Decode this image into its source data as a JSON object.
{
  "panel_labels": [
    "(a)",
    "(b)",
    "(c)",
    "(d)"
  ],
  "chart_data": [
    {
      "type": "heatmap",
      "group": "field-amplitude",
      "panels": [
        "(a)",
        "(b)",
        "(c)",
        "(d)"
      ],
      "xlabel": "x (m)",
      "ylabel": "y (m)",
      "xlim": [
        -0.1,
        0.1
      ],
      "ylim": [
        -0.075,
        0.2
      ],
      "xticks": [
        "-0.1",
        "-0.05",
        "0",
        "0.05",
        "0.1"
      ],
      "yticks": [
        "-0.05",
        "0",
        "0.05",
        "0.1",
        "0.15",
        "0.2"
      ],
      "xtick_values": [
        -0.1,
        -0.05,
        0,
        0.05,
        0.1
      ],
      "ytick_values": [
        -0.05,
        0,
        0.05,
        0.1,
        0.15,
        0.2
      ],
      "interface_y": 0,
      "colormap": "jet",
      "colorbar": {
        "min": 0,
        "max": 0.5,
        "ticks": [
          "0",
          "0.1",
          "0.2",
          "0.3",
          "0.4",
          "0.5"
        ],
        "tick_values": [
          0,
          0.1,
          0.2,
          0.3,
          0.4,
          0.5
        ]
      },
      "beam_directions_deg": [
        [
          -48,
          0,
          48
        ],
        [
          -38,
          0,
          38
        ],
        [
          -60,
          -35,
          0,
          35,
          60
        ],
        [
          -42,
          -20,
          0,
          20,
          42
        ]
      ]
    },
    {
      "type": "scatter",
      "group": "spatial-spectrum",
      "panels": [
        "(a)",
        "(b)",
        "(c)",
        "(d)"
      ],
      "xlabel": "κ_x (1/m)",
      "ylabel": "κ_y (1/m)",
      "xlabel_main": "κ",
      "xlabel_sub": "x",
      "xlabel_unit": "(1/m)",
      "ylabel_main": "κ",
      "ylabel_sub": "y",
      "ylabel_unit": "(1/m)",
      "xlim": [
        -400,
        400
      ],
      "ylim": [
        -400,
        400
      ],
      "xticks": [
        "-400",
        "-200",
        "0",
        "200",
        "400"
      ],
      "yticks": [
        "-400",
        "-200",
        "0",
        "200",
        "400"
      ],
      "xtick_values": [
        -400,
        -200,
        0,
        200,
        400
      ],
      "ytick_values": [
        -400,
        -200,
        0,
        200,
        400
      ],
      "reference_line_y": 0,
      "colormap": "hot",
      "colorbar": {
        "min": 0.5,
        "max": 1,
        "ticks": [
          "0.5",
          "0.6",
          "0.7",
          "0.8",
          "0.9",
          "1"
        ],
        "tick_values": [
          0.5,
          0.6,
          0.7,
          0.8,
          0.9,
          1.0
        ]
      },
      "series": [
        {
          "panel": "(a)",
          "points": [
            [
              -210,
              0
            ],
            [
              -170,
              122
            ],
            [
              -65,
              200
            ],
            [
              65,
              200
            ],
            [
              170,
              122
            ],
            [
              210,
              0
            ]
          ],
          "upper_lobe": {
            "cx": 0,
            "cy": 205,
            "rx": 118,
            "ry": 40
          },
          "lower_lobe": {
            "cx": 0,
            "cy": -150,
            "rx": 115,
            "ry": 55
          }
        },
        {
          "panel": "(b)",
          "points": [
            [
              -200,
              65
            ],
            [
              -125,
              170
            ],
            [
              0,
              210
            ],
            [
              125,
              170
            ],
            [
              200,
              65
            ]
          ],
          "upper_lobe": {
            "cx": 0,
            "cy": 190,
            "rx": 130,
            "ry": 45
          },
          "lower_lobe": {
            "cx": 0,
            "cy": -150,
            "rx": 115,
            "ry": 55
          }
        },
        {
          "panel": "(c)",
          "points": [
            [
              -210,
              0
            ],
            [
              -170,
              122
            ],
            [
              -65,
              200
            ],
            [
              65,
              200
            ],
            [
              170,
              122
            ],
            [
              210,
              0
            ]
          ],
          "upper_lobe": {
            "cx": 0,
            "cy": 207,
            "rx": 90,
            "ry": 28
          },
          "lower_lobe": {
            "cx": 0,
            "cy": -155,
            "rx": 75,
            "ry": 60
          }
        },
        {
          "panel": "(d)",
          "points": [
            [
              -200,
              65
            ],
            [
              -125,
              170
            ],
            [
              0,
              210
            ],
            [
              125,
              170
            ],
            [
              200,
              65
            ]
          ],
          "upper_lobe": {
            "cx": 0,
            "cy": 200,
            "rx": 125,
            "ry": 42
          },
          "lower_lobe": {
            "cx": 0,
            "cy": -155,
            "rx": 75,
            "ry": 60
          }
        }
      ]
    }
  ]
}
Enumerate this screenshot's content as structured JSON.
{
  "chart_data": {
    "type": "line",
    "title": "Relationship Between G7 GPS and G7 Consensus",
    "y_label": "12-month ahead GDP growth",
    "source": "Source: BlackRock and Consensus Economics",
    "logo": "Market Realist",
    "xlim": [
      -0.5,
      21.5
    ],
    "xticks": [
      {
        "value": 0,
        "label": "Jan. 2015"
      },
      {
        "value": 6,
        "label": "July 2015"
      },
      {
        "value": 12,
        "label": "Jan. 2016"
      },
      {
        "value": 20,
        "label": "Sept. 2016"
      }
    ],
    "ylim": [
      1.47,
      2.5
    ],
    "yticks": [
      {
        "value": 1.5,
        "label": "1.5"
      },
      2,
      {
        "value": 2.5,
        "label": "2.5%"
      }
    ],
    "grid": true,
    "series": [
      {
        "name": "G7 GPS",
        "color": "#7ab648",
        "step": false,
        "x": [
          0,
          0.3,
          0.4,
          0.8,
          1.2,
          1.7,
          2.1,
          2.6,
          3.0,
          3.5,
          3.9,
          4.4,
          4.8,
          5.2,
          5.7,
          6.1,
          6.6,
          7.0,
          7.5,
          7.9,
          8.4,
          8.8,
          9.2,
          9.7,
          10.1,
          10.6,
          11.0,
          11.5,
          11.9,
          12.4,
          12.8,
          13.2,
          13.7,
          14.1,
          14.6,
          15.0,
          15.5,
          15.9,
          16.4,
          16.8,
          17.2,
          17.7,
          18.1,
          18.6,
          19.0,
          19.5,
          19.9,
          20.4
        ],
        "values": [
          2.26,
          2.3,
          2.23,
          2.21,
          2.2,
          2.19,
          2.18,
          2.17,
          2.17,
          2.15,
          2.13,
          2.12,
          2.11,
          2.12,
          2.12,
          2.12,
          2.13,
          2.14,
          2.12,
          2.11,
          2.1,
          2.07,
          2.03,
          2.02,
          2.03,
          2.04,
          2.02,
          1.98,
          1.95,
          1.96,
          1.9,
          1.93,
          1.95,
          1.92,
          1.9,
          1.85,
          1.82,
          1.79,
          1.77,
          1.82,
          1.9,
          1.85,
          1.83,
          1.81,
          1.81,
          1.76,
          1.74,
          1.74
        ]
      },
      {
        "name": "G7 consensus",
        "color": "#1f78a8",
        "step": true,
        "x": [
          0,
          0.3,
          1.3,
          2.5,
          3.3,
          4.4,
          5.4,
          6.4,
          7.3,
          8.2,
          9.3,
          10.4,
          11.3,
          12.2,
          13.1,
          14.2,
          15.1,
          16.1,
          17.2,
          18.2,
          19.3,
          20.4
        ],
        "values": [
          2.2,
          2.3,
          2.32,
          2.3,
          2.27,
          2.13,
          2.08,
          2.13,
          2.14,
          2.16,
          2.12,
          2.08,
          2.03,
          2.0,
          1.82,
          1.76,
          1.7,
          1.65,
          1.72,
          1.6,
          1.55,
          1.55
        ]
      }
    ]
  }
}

▶ _PROBLEM STATEMENT_: Identify each line in the records above containing the word "type"; copy those lines.

▶ _PROBLEM SOLUTION_:
      "type": "heatmap",
      "type": "scatter",
    "type": "line",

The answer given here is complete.